Data records:
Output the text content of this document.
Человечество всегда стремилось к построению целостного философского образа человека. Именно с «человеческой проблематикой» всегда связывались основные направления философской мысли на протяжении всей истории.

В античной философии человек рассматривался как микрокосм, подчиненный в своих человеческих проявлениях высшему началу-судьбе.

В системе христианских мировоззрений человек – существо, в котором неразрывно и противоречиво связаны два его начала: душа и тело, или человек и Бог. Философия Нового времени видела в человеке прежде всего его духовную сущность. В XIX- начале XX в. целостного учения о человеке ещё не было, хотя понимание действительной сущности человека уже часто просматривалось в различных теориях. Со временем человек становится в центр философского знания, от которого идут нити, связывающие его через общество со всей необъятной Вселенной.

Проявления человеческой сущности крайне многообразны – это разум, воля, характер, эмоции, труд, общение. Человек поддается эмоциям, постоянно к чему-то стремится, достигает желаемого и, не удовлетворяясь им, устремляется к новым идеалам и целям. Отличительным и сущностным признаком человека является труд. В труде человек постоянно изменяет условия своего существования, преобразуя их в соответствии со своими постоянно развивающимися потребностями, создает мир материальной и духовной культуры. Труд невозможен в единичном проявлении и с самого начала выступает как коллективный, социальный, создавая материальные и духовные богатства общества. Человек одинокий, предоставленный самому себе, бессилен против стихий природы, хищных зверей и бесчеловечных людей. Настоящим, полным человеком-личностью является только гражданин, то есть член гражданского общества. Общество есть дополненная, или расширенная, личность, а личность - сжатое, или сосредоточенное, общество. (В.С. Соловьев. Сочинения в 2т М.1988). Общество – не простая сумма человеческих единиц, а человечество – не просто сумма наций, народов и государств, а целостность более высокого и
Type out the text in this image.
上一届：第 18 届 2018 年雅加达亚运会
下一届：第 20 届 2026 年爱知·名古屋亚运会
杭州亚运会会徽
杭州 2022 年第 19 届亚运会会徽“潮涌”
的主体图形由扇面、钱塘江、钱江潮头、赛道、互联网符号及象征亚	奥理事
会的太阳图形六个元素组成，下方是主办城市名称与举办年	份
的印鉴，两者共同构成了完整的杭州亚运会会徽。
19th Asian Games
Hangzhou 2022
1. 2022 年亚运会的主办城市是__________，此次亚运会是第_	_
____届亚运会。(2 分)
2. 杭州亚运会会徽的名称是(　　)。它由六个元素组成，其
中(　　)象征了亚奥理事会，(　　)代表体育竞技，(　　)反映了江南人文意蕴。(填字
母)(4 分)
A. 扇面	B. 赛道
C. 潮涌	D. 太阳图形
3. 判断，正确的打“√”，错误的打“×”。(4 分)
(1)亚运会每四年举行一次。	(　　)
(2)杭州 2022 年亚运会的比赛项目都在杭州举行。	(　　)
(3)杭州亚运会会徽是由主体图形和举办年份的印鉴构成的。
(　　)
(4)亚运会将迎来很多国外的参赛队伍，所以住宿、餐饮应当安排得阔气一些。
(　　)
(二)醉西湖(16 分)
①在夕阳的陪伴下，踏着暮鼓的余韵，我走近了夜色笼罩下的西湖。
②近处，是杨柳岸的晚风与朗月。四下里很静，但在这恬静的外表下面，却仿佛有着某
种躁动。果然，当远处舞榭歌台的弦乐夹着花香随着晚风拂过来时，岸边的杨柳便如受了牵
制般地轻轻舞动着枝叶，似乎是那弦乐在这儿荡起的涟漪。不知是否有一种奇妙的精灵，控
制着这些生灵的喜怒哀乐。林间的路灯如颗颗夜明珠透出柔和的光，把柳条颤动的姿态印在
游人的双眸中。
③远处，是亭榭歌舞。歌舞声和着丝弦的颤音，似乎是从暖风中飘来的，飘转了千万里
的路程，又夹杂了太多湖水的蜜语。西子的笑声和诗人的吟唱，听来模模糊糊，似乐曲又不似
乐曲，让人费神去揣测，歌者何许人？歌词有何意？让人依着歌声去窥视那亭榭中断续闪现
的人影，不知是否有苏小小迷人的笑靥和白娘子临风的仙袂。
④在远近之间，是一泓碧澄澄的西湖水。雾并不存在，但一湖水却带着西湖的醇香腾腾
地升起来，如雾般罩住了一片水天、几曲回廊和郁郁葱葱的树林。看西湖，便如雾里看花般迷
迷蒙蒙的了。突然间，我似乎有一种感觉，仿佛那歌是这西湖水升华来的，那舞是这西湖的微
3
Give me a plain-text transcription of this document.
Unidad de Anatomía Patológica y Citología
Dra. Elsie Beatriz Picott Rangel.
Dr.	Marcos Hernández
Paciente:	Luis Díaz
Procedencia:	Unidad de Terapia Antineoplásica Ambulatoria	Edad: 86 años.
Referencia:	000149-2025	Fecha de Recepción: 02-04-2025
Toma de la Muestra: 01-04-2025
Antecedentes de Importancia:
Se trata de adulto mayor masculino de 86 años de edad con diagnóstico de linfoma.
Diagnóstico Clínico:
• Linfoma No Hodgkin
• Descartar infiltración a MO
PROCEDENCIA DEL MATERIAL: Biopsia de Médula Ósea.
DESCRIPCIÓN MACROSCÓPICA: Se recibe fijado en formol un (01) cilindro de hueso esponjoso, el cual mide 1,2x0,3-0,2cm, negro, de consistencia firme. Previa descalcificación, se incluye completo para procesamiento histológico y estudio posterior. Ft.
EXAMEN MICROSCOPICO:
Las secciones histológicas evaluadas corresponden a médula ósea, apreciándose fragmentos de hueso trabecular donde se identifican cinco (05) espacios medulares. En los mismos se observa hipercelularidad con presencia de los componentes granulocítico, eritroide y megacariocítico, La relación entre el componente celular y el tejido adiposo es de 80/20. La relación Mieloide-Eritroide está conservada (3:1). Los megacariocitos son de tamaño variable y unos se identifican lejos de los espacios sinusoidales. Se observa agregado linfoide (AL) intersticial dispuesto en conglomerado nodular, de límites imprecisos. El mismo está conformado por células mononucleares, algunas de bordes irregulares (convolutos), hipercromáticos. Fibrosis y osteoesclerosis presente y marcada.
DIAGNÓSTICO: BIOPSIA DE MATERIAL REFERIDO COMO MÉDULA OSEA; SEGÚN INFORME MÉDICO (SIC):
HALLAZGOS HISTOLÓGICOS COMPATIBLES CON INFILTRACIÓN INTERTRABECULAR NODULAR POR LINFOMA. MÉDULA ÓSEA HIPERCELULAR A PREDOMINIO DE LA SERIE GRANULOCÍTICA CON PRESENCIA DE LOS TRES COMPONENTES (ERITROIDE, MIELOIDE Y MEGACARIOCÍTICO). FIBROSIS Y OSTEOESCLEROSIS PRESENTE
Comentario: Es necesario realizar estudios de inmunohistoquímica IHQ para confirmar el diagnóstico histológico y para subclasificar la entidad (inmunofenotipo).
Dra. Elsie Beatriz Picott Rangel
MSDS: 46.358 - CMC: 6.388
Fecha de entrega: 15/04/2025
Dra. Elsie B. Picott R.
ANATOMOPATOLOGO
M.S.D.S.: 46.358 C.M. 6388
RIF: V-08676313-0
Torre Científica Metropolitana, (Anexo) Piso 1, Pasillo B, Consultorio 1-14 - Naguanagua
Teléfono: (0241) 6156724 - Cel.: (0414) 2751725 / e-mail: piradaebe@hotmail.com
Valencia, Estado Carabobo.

[Objective] Return only those lines of the records that contain the string "Picott".

[Task result]
Dra. Elsie Beatriz Picott Rangel.
Dra. Elsie Beatriz Picott Rangel
Dra. Elsie B. Picott R.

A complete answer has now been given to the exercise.